◆ EXERCISE ◆
Below is a set of records; restate each one word for word.

(Collected data)

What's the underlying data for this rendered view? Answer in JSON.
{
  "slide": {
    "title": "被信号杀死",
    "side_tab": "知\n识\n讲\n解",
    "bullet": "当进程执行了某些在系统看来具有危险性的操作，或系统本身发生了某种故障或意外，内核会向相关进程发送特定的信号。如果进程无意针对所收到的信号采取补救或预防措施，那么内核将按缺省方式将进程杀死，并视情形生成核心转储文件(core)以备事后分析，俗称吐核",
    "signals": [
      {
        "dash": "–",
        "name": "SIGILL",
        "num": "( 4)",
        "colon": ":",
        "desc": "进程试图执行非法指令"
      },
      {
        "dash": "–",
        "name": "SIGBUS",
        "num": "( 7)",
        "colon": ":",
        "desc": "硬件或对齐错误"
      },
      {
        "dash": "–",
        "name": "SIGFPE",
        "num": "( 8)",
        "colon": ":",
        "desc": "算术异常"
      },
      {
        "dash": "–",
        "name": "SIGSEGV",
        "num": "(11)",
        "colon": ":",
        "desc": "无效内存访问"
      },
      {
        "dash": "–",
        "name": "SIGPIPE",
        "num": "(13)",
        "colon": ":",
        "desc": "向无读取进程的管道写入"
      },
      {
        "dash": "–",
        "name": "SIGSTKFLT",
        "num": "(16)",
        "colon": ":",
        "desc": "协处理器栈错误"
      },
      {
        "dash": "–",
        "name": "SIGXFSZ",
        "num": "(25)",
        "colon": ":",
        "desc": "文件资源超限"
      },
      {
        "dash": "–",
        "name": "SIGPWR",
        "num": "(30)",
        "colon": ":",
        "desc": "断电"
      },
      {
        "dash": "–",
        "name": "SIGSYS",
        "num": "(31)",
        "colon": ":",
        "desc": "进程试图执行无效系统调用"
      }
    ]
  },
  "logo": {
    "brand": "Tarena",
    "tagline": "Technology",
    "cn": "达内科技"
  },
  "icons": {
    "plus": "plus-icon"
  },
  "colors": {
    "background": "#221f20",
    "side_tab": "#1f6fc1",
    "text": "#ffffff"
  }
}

◆ ANSWER TO THE TASK ◆
What's the underlying data for this rendered view? Answer in JSON.
{
  "slide": {
    "title": "被信号杀死",
    "side_tab": "知\n识\n讲\n解",
    "bullet": "当进程执行了某些在系统看来具有危险性的操作，或系统本身发生了某种故障或意外，内核会向相关进程发送特定的信号。如果进程无意针对所收到的信号采取补救或预防措施，那么内核将按缺省方式将进程杀死，并视情形生成核心转储文件(core)以备事后分析，俗称吐核",
    "signals": [
      {
        "dash": "–",
        "name": "SIGILL",
        "num": "( 4)",
        "colon": ":",
        "desc": "进程试图执行非法指令"
      },
      {
        "dash": "–",
        "name": "SIGBUS",
        "num": "( 7)",
        "colon": ":",
        "desc": "硬件或对齐错误"
      },
      {
        "dash": "–",
        "name": "SIGFPE",
        "num": "( 8)",
        "colon": ":",
        "desc": "算术异常"
      },
      {
        "dash": "–",
        "name": "SIGSEGV",
        "num": "(11)",
        "colon": ":",
        "desc": "无效内存访问"
      },
      {
        "dash": "–",
        "name": "SIGPIPE",
        "num": "(13)",
        "colon": ":",
        "desc": "向无读取进程的管道写入"
      },
      {
        "dash": "–",
        "name": "SIGSTKFLT",
        "num": "(16)",
        "colon": ":",
        "desc": "协处理器栈错误"
      },
      {
        "dash": "–",
        "name": "SIGXFSZ",
        "num": "(25)",
        "colon": ":",
        "desc": "文件资源超限"
      },
      {
        "dash": "–",
        "name": "SIGPWR",
        "num": "(30)",
        "colon": ":",
        "desc": "断电"
      },
      {
        "dash": "–",
        "name": "SIGSYS",
        "num": "(31)",
        "colon": ":",
        "desc": "进程试图执行无效系统调用"
      }
    ]
  },
  "logo": {
    "brand": "Tarena",
    "tagline": "Technology",
    "cn": "达内科技"
  },
  "icons": {
    "plus": "plus-icon"
  },
  "colors": {
    "background": "#221f20",
    "side_tab": "#1f6fc1",
    "text": "#ffffff"
  }
}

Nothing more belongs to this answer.